| Data records |
----

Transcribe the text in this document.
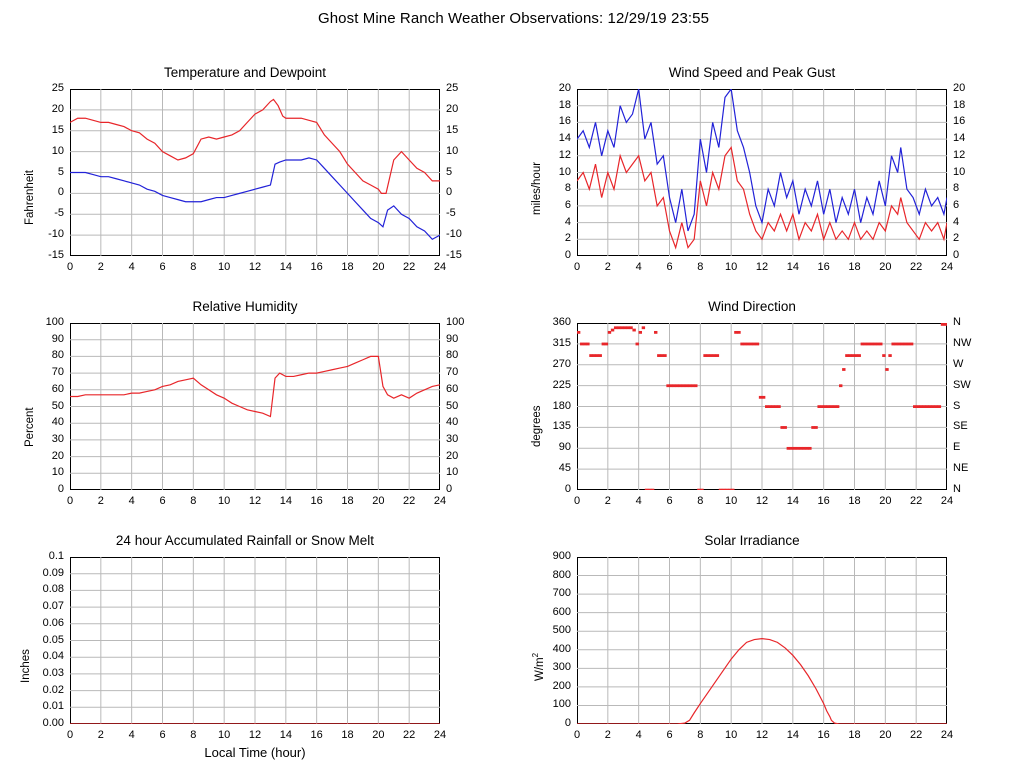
Ghost Mine Ranch Weather Observations: 12/29/19 23:55
Temperature and Dewpoint
Fahrenheit
-15
-10
-5
0
5
10
15
20
25
-15
-10
-5
0
5
10
15
20
25
0	2	4	6	8	10	12	14	16	18	20	22	24
Wind Speed and Peak Gust
miles/hour
0
2
4
6
8
10
12
14
16
18
20
0
2
4
6
8
10
12
14
16
18
20
0	2	4	6	8	10	12	14	16	18	20	22	24
Relative Humidity
Percent
0
10
20
30
40
50
60
70
80
90
100
0
10
20
30
40
50
60
70
80
90
100
0	2	4	6	8	10	12	14	16	18	20	22	24
Wind Direction
degrees
0
45
90
135
180
225
270
315
360
N
NE
E
SE
S
SW
W
NW
N
0	2	4	6	8	10	12	14	16	18	20	22	24
24 hour Accumulated Rainfall or Snow Melt
Inches
Local Time (hour)
0.00
0.01
0.02
0.03
0.04
0.05
0.06
0.07
0.08
0.09
0.1
0	2	4	6	8	10	12	14	16	18	20	22	24
Solar Irradiance
$W/m^2$
0
100
200
300
400
500
600
700
800
900
0	2	4	6	8	10	12	14	16	18	20	22	24
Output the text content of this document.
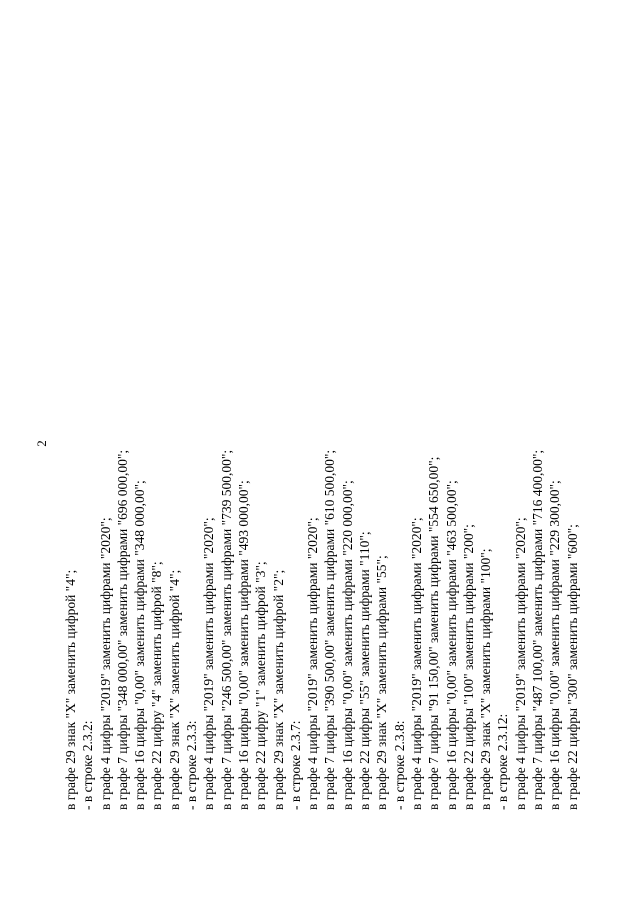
2
в графе 29 знак "X" заменить цифрой "4"; - в строке 2.3.2: в графе 4 цифры "2019" заменить цифрами "2020"; в графе 7 цифры "348 000,00" заменить цифрами "696 000,00"; в графе 16 цифры "0,00" заменить цифрами "348 000,00"; в графе 22 цифру "4" заменить цифрой "8"; в графе 29 знак "X" заменить цифрой "4"; - в строке 2.3.3: в графе 4 цифры "2019" заменить цифрами "2020"; в графе 7 цифры "246 500,00" заменить цифрами "739 500,00"; в графе 16 цифры "0,00" заменить цифрами "493 000,00"; в графе 22 цифру "1" заменить цифрой "3"; в графе 29 знак "X" заменить цифрой "2"; - в строке 2.3.7: в графе 4 цифры "2019" заменить цифрами "2020"; в графе 7 цифры "390 500,00" заменить цифрами "610 500,00"; в графе 16 цифры "0,00" заменить цифрами "220 000,00"; в графе 22 цифры "55" заменить цифрами "110"; в графе 29 знак "X" заменить цифрами "55"; - в строке 2.3.8: в графе 4 цифры "2019" заменить цифрами "2020"; в графе 7 цифры "91 150,00" заменить цифрами "554 650,00"; в графе 16 цифры "0,00" заменить цифрами "463 500,00"; в графе 22 цифры "100" заменить цифрами "200"; в графе 29 знак "X" заменить цифрами "100"; - в строке 2.3.12: в графе 4 цифры "2019" заменить цифрами "2020"; в графе 7 цифры "487 100,00" заменить цифрами "716 400,00"; в графе 16 цифры "0,00" заменить цифрами "229 300,00"; в графе 22 цифры "300" заменить цифрами "600";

----

| Given problem |
Every line that holds the word "document" should be extracted.

| Completed task |
Transcribe the text in this document.
Output the text content of this document.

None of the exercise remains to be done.